What is required:
Format the listing from its first line through the line containing "breadcrumb-item[interactable]: Hetic ›", inclusive, as a numbered list. Leave out any blank lines.
═══ Material supplied ═══
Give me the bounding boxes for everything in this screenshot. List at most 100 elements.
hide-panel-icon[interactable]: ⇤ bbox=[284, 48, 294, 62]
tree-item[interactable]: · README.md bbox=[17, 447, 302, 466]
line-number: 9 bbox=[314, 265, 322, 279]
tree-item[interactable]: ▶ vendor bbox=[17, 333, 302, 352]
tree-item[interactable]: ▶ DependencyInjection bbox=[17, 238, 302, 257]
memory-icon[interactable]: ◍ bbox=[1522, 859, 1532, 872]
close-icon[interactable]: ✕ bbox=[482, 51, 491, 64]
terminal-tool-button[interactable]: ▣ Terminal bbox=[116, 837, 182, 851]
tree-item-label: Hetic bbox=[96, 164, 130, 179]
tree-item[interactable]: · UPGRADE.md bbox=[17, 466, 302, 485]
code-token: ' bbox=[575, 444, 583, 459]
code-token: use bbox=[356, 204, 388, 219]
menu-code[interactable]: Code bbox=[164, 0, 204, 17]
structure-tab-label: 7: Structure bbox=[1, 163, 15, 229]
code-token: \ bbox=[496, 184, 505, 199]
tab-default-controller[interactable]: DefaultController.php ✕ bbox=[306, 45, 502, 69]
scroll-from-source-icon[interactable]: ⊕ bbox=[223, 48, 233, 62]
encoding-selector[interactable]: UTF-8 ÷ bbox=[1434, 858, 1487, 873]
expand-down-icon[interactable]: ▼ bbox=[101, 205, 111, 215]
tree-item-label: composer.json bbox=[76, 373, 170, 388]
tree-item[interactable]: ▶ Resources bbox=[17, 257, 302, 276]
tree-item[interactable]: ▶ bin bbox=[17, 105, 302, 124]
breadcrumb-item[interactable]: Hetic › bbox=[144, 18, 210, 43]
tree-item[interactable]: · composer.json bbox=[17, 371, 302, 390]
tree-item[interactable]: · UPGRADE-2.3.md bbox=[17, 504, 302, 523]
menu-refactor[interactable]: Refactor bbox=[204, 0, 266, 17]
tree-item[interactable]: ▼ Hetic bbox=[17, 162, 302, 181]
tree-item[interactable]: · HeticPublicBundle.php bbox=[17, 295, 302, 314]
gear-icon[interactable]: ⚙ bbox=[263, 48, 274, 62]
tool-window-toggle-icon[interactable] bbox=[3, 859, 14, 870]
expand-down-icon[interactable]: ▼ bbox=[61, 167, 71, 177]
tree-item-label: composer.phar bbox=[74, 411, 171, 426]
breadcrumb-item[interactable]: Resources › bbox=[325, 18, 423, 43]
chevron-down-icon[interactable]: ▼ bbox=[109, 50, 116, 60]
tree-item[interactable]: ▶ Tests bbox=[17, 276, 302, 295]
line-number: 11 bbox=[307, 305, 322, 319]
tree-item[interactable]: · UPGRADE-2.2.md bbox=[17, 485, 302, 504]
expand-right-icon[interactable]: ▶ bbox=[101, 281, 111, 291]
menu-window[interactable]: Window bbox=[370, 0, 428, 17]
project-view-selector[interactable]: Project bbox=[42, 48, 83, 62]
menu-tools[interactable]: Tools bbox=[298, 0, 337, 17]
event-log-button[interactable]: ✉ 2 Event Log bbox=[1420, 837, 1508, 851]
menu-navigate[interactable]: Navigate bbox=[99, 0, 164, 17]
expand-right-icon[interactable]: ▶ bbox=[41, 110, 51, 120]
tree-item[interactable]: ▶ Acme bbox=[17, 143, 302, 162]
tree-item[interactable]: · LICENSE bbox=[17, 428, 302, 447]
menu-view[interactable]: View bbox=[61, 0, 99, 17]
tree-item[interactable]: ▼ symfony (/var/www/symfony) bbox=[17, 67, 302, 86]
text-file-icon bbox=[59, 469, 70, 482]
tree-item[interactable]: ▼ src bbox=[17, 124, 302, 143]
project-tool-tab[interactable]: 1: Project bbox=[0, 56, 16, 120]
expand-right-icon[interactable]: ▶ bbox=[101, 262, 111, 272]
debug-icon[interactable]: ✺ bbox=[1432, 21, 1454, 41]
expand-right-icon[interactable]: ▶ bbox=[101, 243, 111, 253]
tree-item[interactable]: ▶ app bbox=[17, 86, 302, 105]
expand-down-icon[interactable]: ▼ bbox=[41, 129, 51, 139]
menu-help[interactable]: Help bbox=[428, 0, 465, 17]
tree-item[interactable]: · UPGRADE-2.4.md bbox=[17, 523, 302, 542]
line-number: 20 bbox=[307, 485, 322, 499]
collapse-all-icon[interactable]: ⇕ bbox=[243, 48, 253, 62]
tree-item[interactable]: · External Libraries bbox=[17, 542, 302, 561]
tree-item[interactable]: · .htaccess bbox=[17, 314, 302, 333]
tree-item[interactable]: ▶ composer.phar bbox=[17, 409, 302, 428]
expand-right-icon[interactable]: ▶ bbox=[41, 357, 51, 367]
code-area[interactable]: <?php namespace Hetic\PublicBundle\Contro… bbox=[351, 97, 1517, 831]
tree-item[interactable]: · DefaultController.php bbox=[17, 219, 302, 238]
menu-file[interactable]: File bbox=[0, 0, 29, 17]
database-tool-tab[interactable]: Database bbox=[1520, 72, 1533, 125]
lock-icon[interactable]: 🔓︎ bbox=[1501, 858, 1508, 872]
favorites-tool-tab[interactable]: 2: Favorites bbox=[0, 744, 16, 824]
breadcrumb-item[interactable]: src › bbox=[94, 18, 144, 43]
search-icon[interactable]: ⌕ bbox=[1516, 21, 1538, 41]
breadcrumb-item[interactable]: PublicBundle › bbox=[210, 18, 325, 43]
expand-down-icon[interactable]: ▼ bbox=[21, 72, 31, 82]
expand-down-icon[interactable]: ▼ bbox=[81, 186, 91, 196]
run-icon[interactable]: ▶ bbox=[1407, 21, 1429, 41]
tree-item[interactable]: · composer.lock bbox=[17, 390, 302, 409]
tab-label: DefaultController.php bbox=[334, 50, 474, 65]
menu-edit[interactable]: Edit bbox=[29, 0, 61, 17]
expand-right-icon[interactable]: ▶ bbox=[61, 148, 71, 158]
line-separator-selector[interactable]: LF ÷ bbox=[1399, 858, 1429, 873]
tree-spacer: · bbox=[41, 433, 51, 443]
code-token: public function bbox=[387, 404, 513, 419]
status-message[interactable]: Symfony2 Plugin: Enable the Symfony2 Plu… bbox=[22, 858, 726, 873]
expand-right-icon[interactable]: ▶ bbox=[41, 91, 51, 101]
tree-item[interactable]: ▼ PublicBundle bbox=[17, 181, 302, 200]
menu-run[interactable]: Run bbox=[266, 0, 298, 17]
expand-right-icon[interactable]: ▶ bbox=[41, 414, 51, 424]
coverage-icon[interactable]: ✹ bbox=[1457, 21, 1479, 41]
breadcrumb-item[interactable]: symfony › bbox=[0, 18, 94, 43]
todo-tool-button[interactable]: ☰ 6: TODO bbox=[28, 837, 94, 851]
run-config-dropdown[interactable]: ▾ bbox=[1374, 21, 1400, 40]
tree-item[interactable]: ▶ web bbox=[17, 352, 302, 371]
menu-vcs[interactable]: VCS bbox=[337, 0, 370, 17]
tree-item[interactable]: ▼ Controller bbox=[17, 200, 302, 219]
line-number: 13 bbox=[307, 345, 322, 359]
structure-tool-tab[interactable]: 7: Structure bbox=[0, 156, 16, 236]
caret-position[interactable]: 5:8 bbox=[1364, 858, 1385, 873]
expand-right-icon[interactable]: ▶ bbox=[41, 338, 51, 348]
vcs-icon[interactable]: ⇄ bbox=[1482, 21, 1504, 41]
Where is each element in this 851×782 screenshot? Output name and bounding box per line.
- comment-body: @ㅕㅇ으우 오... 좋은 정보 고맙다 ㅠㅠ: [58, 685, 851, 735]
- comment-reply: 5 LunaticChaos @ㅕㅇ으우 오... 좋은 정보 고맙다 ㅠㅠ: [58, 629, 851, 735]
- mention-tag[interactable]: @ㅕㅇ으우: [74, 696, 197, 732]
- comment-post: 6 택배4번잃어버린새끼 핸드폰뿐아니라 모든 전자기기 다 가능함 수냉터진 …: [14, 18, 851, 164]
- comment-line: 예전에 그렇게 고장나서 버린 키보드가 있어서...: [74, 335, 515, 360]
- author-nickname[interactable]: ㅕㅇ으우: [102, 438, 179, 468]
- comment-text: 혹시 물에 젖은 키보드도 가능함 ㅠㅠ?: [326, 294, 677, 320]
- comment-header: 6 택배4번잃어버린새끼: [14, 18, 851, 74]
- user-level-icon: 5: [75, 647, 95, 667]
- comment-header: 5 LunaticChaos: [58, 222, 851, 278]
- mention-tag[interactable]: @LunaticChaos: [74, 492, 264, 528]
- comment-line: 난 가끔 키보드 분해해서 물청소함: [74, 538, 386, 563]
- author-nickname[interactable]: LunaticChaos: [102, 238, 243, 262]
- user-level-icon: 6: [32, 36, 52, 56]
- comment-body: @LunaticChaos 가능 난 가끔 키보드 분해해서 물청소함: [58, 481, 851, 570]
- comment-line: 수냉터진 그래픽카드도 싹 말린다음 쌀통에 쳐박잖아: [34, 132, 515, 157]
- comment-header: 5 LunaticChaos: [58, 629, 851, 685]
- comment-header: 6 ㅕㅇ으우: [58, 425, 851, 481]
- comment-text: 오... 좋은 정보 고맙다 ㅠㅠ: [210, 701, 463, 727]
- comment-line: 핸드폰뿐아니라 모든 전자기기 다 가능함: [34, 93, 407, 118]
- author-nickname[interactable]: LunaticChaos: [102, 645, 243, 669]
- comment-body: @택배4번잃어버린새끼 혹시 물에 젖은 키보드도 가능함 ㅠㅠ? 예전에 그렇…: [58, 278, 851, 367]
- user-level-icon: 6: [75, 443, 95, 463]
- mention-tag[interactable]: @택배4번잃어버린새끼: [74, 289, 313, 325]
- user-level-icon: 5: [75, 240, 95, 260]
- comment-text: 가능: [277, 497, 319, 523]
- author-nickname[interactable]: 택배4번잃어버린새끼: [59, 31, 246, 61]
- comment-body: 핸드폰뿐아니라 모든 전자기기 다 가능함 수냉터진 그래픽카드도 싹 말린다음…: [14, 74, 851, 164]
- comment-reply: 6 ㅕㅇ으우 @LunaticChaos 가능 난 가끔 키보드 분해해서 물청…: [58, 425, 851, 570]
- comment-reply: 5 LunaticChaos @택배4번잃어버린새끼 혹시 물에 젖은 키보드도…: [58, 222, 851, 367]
═══
In response:
1. Give me the bounding boxes for everything in this screenshot. List at most 100 elements.
2. hide-panel-icon[interactable]: ⇤ bbox=[284, 48, 294, 62]
3. tree-item[interactable]: · README.md bbox=[17, 447, 302, 466]
4. line-number: 9 bbox=[314, 265, 322, 279]
5. tree-item[interactable]: ▶ vendor bbox=[17, 333, 302, 352]
6. tree-item[interactable]: ▶ DependencyInjection bbox=[17, 238, 302, 257]
7. memory-icon[interactable]: ◍ bbox=[1522, 859, 1532, 872]
8. close-icon[interactable]: ✕ bbox=[482, 51, 491, 64]
9. terminal-tool-button[interactable]: ▣ Terminal bbox=[116, 837, 182, 851]
10. tree-item-label: Hetic bbox=[96, 164, 130, 179]
11. tree-item[interactable]: · UPGRADE.md bbox=[17, 466, 302, 485]
12. code-token: ' bbox=[575, 444, 583, 459]
13. code-token: use bbox=[356, 204, 388, 219]
14. menu-code[interactable]: Code bbox=[164, 0, 204, 17]
15. structure-tab-label: 7: Structure bbox=[1, 163, 15, 229]
16. code-token: \ bbox=[496, 184, 505, 199]
17. tab-default-controller[interactable]: DefaultController.php ✕ bbox=[306, 45, 502, 69]
18. scroll-from-source-icon[interactable]: ⊕ bbox=[223, 48, 233, 62]
19. encoding-selector[interactable]: UTF-8 ÷ bbox=[1434, 858, 1487, 873]
20. expand-down-icon[interactable]: ▼ bbox=[101, 205, 111, 215]
21. tree-item-label: composer.json bbox=[76, 373, 170, 388]
22. tree-item[interactable]: ▶ Resources bbox=[17, 257, 302, 276]
23. tree-item[interactable]: ▶ bin bbox=[17, 105, 302, 124]
24. breadcrumb-item[interactable]: Hetic › bbox=[144, 18, 210, 43]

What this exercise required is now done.